_Prompt:_
What is the number of lines containing the string "经溴化甲烷或环氧乙烷消毒"? Answer with the number only.

_Dataset records:_
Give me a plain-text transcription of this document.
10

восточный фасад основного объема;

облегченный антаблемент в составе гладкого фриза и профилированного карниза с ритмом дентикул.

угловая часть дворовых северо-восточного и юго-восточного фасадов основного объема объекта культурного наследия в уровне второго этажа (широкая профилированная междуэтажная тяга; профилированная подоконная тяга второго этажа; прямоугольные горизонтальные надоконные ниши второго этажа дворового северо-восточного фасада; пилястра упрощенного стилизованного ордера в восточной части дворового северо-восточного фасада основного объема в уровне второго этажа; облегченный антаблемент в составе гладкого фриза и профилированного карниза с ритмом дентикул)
---
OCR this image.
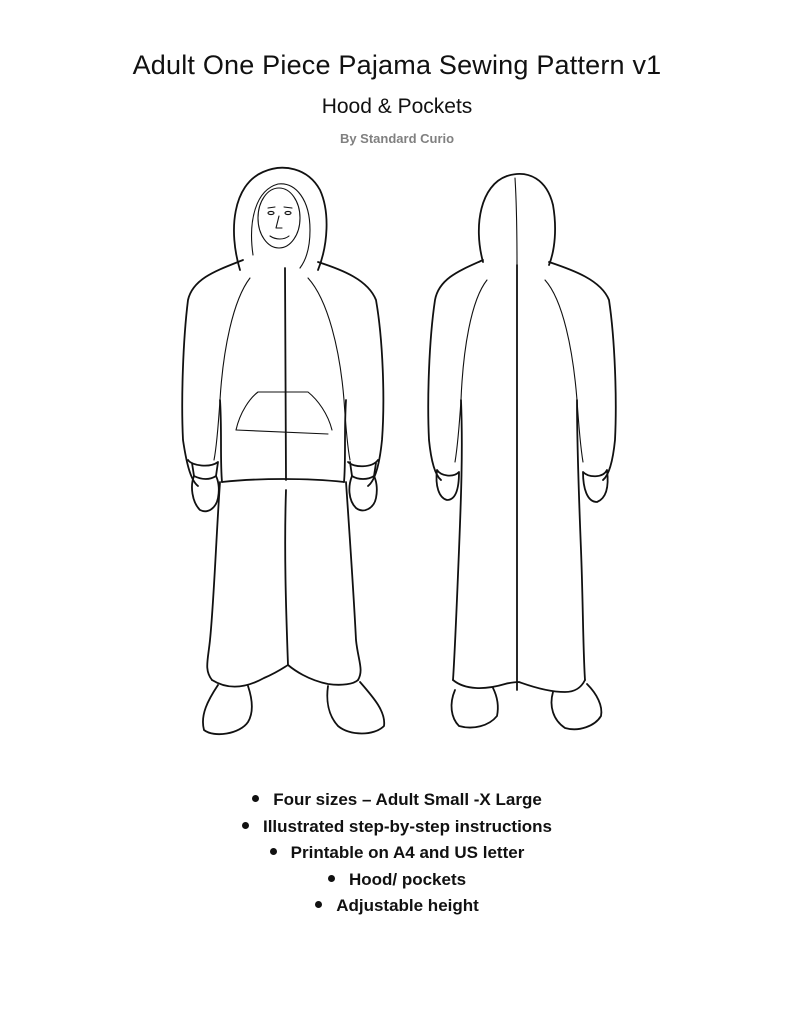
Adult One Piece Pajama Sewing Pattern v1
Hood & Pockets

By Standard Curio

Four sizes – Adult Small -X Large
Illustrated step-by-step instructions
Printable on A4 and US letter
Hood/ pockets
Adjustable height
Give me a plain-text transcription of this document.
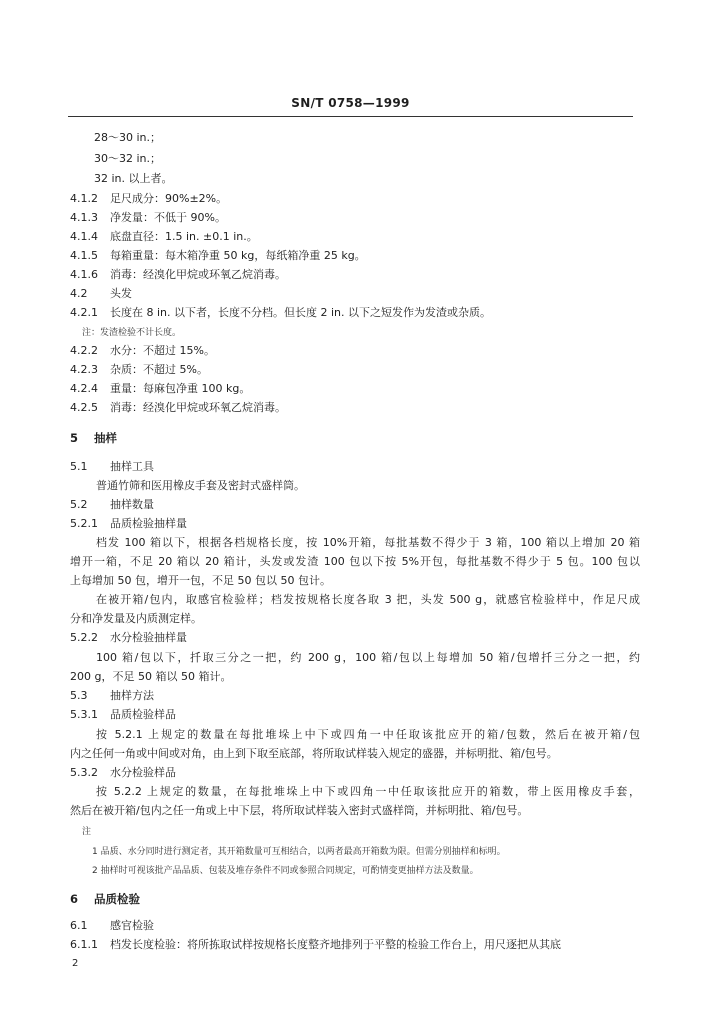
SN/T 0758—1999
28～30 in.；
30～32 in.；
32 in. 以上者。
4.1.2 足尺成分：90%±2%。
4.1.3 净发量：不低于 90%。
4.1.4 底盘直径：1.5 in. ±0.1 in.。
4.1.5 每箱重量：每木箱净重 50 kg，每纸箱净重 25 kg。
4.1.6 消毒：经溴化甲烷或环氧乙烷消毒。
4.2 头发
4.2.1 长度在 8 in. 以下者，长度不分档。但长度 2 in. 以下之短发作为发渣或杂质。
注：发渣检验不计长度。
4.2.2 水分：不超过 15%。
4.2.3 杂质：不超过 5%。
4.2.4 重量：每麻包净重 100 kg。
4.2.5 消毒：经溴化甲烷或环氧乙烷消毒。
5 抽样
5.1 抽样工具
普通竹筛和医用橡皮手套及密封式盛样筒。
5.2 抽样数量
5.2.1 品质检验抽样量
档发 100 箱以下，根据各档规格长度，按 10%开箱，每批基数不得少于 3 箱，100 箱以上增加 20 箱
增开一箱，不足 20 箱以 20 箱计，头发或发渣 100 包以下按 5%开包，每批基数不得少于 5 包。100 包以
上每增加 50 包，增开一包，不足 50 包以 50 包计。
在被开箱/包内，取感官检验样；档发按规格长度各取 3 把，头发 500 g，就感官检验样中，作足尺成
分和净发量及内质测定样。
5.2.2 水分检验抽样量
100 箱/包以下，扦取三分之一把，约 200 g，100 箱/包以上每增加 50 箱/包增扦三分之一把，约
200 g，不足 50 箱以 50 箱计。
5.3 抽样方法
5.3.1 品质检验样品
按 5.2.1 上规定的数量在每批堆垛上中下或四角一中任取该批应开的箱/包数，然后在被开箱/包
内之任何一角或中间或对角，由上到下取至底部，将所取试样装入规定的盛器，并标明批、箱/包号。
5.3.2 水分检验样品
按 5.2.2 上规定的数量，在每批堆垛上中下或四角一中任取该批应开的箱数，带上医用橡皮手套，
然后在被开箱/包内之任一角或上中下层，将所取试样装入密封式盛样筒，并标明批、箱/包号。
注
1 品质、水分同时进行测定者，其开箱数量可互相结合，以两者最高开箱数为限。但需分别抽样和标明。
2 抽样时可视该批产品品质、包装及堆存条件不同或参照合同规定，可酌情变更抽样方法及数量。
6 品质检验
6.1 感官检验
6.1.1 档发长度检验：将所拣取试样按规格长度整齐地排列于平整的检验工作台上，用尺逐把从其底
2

_Output of the exercise:_
2